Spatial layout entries
------------

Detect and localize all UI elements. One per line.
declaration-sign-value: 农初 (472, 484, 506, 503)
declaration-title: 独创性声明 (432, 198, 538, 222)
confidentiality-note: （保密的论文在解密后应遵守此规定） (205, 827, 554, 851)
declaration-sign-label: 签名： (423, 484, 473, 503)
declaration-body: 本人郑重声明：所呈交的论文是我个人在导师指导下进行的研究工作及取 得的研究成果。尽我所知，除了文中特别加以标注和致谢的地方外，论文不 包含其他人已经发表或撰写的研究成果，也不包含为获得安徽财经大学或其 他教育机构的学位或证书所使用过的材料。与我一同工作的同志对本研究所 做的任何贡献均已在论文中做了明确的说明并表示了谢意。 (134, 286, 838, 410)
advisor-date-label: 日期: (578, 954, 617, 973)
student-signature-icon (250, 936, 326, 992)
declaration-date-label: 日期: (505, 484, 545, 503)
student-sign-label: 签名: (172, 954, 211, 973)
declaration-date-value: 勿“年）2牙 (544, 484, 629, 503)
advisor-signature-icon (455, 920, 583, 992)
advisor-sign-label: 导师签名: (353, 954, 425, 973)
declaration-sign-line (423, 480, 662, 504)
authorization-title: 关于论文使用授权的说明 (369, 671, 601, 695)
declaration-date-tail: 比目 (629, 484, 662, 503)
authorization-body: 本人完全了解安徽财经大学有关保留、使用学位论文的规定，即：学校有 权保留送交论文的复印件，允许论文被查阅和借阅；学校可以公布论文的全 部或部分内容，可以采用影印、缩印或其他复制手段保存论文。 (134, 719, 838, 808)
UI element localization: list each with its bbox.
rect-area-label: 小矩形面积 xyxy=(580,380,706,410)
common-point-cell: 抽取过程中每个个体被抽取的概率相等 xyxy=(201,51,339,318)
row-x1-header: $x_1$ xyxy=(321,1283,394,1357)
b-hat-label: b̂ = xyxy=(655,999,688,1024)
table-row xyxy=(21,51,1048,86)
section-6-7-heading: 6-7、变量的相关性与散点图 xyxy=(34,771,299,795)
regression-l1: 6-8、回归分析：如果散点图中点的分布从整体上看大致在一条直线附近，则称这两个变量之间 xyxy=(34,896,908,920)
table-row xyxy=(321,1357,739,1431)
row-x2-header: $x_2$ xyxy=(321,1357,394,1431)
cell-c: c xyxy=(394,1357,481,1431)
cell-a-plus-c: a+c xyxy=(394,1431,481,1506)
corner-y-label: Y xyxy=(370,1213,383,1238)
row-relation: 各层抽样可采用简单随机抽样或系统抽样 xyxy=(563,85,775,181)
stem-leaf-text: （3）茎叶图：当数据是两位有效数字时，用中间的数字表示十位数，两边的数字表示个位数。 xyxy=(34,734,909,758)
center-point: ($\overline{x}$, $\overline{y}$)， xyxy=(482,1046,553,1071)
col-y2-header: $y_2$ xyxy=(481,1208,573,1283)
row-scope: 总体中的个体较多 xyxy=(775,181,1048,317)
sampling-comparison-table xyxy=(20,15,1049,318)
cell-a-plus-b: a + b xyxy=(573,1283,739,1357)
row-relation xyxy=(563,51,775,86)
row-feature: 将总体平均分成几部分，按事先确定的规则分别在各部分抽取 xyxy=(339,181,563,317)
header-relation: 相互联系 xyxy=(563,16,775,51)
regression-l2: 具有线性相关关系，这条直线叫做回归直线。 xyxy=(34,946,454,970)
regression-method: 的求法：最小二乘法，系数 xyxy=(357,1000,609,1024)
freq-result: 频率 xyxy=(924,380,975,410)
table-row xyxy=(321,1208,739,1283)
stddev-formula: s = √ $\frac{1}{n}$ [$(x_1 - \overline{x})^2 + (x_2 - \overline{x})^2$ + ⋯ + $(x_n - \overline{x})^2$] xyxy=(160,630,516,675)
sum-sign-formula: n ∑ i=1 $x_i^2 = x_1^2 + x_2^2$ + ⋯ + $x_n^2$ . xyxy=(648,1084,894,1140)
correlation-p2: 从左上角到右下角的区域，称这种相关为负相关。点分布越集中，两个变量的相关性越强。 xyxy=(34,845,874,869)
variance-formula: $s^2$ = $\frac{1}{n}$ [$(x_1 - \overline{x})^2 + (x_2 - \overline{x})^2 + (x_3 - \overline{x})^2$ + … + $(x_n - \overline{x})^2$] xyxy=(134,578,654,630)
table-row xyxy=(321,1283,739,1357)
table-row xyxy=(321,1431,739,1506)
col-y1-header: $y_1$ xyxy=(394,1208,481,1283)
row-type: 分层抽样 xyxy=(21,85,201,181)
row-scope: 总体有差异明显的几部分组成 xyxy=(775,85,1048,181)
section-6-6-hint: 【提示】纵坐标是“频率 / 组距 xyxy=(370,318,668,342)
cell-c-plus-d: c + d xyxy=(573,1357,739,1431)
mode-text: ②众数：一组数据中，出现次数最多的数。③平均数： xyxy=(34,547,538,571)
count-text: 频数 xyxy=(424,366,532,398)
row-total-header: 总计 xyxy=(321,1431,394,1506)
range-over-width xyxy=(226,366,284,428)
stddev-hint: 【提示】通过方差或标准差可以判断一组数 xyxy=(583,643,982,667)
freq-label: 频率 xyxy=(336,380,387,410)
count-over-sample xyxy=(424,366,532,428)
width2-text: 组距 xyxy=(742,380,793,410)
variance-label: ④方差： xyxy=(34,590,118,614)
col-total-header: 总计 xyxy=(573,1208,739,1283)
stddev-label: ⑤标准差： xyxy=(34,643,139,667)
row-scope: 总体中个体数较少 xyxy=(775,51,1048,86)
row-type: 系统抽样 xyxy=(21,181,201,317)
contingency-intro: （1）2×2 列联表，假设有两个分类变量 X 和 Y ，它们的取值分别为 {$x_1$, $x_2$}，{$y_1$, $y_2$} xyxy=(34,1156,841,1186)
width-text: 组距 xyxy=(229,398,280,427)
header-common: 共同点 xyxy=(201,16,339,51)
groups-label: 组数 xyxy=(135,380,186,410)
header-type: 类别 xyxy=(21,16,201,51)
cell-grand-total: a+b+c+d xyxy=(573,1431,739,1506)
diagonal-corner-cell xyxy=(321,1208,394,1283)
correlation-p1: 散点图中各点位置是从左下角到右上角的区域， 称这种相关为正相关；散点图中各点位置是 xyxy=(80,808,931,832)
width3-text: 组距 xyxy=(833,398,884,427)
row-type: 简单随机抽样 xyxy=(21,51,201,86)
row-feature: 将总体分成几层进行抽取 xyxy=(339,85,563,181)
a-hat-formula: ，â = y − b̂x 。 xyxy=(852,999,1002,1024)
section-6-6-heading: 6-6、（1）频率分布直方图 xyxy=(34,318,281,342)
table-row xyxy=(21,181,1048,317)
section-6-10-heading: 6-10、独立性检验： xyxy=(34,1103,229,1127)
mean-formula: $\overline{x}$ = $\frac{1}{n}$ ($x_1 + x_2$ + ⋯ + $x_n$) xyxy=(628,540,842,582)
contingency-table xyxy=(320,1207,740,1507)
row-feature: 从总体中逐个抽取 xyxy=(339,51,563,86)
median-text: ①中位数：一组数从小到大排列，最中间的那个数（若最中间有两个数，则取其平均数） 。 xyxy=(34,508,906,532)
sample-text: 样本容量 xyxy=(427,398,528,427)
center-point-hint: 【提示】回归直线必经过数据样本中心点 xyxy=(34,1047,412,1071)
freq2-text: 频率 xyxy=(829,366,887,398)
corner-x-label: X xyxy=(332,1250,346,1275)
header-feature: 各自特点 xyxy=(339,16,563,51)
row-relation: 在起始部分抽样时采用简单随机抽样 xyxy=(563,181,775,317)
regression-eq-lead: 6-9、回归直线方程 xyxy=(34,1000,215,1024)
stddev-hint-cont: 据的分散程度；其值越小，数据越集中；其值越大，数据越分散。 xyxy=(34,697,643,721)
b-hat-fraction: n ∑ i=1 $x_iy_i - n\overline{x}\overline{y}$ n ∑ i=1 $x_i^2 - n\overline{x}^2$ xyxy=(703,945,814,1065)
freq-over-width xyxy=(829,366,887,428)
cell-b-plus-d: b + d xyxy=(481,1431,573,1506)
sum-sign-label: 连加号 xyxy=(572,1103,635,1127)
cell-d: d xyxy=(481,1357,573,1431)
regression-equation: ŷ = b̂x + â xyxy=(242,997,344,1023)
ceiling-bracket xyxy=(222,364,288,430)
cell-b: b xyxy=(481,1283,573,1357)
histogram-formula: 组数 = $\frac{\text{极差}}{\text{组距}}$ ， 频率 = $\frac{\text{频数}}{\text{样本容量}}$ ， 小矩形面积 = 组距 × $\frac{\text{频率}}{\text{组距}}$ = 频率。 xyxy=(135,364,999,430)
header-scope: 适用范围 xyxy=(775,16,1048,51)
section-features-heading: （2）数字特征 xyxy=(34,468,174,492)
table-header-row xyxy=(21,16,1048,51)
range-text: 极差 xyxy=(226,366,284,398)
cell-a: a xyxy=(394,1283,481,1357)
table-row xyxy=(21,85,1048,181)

------------

- TO BE DONE
Format the items as a numbered list, starting with their first line and ending with the line that contains "declaration-date-label: 日期: (505, 484, 545, 503)", both included. Leave out any blank lines.

- FINAL RESULT
1. Detect and localize all UI elements. One per line.
2. declaration-sign-value: 农初 (472, 484, 506, 503)
3. declaration-title: 独创性声明 (432, 198, 538, 222)
4. confidentiality-note: （保密的论文在解密后应遵守此规定） (205, 827, 554, 851)
5. declaration-sign-label: 签名： (423, 484, 473, 503)
6. declaration-body: 本人郑重声明：所呈交的论文是我个人在导师指导下进行的研究工作及取 得的研究成果。尽我所知，除了文中特别加以标注和致谢的地方外，论文不 包含其他人已经发表或撰写的研究成果，也不包含为获得安徽财经大学或其 他教育机构的学位或证书所使用过的材料。与我一同工作的同志对本研究所 做的任何贡献均已在论文中做了明确的说明并表示了谢意。 (134, 286, 838, 410)
7. advisor-date-label: 日期: (578, 954, 617, 973)
8. student-signature-icon (250, 936, 326, 992)
9. declaration-date-label: 日期: (505, 484, 545, 503)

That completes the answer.